## Start DATA SUPPLIED

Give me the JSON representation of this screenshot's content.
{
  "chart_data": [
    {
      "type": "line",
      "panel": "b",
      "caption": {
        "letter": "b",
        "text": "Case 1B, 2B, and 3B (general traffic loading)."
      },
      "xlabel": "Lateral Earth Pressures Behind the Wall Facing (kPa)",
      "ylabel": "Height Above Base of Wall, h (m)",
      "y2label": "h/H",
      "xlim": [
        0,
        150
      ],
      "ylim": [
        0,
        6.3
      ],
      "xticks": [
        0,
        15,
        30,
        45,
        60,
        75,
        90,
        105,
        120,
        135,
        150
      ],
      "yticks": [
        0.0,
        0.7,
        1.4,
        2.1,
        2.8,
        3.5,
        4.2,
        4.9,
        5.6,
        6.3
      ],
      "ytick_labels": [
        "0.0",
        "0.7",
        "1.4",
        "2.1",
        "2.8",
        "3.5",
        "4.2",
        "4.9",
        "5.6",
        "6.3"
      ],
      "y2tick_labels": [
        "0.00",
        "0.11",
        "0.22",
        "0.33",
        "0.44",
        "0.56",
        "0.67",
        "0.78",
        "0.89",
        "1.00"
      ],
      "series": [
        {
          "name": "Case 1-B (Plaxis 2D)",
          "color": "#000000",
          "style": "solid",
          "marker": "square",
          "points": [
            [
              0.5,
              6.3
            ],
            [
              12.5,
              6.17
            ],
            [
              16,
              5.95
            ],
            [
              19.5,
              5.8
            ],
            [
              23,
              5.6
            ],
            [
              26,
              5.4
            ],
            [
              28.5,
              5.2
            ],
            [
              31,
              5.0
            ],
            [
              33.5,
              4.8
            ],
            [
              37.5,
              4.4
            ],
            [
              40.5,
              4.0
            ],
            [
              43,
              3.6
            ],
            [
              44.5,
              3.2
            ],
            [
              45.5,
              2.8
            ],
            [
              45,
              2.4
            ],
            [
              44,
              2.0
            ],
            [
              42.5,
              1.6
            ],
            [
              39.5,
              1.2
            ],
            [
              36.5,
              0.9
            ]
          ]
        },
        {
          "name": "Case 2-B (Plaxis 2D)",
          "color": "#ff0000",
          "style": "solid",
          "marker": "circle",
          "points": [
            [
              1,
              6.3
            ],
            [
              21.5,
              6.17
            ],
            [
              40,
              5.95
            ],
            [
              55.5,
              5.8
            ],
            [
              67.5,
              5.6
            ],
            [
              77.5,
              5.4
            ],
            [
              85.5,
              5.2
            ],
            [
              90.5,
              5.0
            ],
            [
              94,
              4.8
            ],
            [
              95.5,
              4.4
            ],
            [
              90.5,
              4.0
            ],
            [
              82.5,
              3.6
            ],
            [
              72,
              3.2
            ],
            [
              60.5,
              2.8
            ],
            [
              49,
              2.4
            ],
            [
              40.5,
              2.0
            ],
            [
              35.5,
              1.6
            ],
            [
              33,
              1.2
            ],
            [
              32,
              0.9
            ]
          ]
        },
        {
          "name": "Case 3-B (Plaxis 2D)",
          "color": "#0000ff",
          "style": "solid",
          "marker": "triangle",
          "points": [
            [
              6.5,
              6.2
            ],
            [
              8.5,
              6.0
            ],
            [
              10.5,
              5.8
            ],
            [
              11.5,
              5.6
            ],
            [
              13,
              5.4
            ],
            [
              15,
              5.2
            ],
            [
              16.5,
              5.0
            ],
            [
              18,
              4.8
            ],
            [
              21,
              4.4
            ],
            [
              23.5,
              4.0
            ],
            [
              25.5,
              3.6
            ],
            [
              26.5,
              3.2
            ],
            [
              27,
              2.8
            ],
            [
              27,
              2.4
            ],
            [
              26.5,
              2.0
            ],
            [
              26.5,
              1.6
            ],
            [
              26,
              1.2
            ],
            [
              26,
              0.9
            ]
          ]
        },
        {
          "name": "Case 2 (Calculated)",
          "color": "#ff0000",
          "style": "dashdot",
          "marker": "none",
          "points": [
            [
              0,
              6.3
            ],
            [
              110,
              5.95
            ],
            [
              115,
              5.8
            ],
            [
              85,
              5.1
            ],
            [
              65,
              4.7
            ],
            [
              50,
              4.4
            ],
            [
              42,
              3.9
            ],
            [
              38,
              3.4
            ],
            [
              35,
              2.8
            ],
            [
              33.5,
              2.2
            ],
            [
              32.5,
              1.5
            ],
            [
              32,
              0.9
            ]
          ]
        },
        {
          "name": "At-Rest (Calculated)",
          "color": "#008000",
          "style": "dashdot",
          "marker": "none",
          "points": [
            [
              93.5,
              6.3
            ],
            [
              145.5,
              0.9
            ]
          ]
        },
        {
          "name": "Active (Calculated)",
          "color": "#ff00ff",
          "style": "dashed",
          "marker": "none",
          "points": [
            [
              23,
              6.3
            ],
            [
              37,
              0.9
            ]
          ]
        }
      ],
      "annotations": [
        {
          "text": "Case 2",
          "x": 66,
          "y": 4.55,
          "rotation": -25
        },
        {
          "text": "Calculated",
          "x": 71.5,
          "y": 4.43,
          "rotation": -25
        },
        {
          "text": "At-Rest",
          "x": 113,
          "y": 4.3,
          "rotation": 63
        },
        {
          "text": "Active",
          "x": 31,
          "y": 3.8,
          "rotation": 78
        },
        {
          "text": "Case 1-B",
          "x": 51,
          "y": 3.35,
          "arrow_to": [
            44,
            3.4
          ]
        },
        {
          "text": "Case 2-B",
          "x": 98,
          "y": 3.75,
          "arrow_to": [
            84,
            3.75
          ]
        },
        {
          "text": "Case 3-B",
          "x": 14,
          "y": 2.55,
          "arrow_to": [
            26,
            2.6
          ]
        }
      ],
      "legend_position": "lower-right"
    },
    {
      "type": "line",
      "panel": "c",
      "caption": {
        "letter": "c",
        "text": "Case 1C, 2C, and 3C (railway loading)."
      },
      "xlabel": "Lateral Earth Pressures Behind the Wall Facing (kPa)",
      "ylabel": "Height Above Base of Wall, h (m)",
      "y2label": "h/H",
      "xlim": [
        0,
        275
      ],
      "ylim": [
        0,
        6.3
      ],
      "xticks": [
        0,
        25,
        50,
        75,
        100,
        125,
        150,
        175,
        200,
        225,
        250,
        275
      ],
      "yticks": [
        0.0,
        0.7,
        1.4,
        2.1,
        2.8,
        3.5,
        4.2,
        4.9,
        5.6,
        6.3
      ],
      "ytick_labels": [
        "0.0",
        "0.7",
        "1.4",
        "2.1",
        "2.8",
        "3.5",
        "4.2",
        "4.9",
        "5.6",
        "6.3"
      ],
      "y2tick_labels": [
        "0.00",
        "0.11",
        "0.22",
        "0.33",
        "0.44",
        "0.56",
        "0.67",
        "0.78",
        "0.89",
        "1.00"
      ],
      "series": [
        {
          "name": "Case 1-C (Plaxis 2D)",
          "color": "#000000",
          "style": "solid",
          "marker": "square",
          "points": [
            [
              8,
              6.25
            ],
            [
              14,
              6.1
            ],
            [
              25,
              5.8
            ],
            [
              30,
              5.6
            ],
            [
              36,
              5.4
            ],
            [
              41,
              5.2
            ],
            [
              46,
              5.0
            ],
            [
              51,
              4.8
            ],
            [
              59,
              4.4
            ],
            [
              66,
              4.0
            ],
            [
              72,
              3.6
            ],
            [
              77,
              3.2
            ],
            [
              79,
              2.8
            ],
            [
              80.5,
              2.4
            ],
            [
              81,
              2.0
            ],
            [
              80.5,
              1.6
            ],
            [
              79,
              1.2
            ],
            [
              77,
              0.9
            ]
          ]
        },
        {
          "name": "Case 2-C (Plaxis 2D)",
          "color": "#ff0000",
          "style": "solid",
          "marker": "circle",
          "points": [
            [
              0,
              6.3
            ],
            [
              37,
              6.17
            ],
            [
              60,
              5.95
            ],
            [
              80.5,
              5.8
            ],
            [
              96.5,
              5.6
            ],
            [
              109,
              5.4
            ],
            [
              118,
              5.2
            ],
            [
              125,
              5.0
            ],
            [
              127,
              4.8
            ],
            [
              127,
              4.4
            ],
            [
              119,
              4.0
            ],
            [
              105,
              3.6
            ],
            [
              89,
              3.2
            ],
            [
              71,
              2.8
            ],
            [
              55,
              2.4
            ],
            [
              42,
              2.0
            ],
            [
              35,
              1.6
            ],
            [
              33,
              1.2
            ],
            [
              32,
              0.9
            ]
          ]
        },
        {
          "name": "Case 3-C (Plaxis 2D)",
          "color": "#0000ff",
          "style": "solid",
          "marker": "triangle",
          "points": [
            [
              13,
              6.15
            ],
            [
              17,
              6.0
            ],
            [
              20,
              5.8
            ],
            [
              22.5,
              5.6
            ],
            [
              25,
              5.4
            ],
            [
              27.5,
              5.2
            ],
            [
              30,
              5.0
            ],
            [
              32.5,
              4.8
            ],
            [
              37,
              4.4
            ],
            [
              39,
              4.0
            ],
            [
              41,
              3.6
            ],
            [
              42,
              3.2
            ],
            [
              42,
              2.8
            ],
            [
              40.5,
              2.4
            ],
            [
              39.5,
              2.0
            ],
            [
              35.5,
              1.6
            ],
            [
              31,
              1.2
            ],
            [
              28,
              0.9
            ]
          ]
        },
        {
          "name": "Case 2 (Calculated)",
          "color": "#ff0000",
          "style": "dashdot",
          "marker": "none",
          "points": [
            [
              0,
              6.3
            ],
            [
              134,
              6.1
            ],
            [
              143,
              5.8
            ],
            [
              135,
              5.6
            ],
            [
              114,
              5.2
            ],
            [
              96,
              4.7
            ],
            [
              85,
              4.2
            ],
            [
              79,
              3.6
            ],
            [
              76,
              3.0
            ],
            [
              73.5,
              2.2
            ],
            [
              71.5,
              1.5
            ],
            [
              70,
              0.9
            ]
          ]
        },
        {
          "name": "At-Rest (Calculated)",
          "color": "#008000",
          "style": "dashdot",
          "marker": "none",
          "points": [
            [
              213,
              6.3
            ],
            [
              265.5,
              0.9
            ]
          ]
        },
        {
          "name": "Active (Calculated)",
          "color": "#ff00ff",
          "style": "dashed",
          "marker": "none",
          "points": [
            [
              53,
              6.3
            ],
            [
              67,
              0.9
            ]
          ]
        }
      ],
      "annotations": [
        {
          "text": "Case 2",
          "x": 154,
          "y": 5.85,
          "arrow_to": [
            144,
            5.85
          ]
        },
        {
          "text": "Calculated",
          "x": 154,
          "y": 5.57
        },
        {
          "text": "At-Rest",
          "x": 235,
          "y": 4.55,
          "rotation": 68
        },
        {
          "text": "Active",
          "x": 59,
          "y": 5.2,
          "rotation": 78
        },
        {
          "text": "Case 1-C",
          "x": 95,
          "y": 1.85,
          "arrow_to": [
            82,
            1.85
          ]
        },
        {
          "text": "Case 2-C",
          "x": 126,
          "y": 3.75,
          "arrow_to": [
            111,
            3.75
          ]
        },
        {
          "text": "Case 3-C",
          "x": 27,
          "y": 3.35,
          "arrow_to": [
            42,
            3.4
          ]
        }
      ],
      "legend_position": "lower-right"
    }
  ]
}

## End DATA SUPPLIED

- [GIVEN PROBLEM] Go through the lines above. Select every one that has the string "loading".

- [CORRECT OUTPUT]
        "text": "Case 1B, 2B, and 3B (general traffic loading)."
        "text": "Case 1C, 2C, and 3C (railway loading)."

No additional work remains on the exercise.